**What the task asks**. Each entry must be given again exactly; images do not belong in the copy.

● ● ● ● ● ● ●

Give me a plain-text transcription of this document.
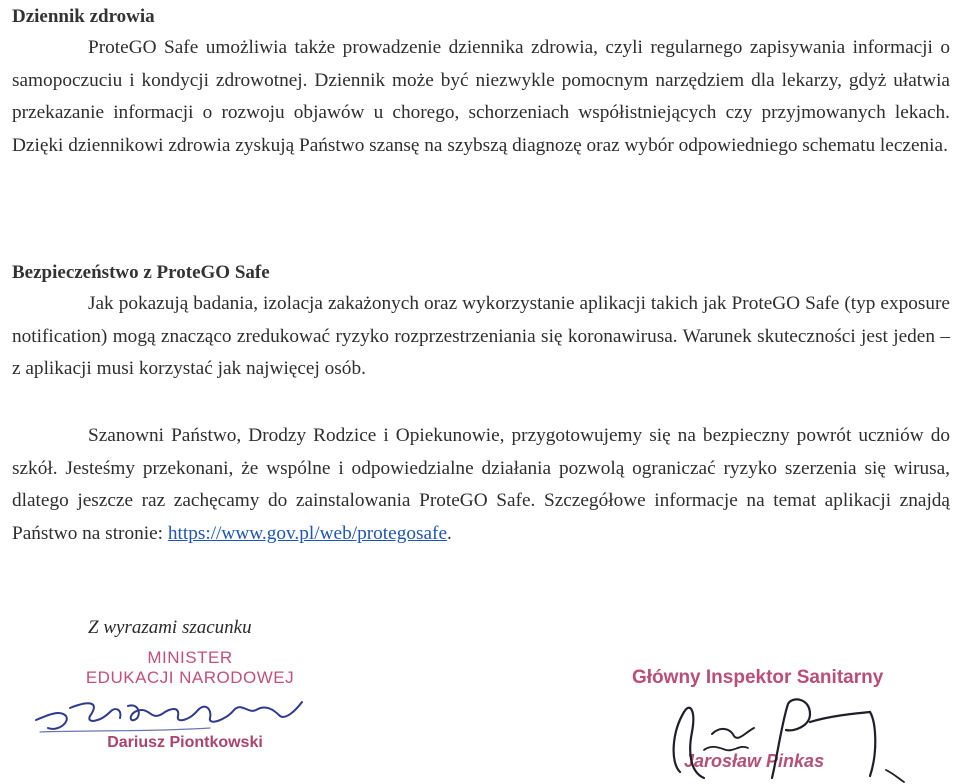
Dziennik zdrowia

ProteGO Safe umożliwia także prowadzenie dziennika zdrowia, czyli regularnego zapisywania informacji o samopoczuciu i kondycji zdrowotnej. Dziennik może być niezwykle pomocnym narzędziem dla lekarzy, gdyż ułatwia przekazanie informacji o rozwoju objawów u chorego, schorzeniach współistniejących czy przyjmowanych lekach. Dzięki dziennikowi zdrowia zyskują Państwo szansę na szybszą diagnozę oraz wybór odpowiedniego schematu leczenia.

Bezpieczeństwo z ProteGO Safe

Jak pokazują badania, izolacja zakażonych oraz wykorzystanie aplikacji takich jak ProteGO Safe (typ exposure notification) mogą znacząco zredukować ryzyko rozprzestrzeniania się koronawirusa. Warunek skuteczności jest jeden – z aplikacji musi korzystać jak najwięcej osób.

Szanowni Państwo, Drodzy Rodzice i Opiekunowie, przygotowujemy się na bezpieczny powrót uczniów do szkół. Jesteśmy przekonani, że wspólne i odpowiedzialne działania pozwolą ograniczać ryzyko szerzenia się wirusa, dlatego jeszcze raz zachęcamy do zainstalowania ProteGO Safe. Szczegółowe informacje na temat aplikacji znajdą Państwo na stronie: https://www.gov.pl/web/protegosafe.

Z wyrazami szacunku
MINISTER
EDUKACJI NARODOWEJ
Dariusz Piontkowski
Główny Inspektor Sanitarny
Jarosław Pinkas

● ● ● ● ● ● ●

**Output**.
Give me a plain-text transcription of this document.
Dziennik zdrowia

ProteGO Safe umożliwia także prowadzenie dziennika zdrowia, czyli regularnego zapisywania informacji o samopoczuciu i kondycji zdrowotnej. Dziennik może być niezwykle pomocnym narzędziem dla lekarzy, gdyż ułatwia przekazanie informacji o rozwoju objawów u chorego, schorzeniach współistniejących czy przyjmowanych lekach. Dzięki dziennikowi zdrowia zyskują Państwo szansę na szybszą diagnozę oraz wybór odpowiedniego schematu leczenia.

Bezpieczeństwo z ProteGO Safe

Jak pokazują badania, izolacja zakażonych oraz wykorzystanie aplikacji takich jak ProteGO Safe (typ exposure notification) mogą znacząco zredukować ryzyko rozprzestrzeniania się koronawirusa. Warunek skuteczności jest jeden – z aplikacji musi korzystać jak najwięcej osób.

Szanowni Państwo, Drodzy Rodzice i Opiekunowie, przygotowujemy się na bezpieczny powrót uczniów do szkół. Jesteśmy przekonani, że wspólne i odpowiedzialne działania pozwolą ograniczać ryzyko szerzenia się wirusa, dlatego jeszcze raz zachęcamy do zainstalowania ProteGO Safe. Szczegółowe informacje na temat aplikacji znajdą Państwo na stronie: https://www.gov.pl/web/protegosafe.

Z wyrazami szacunku
MINISTER
EDUKACJI NARODOWEJ
Dariusz Piontkowski
Główny Inspektor Sanitarny
Jarosław Pinkas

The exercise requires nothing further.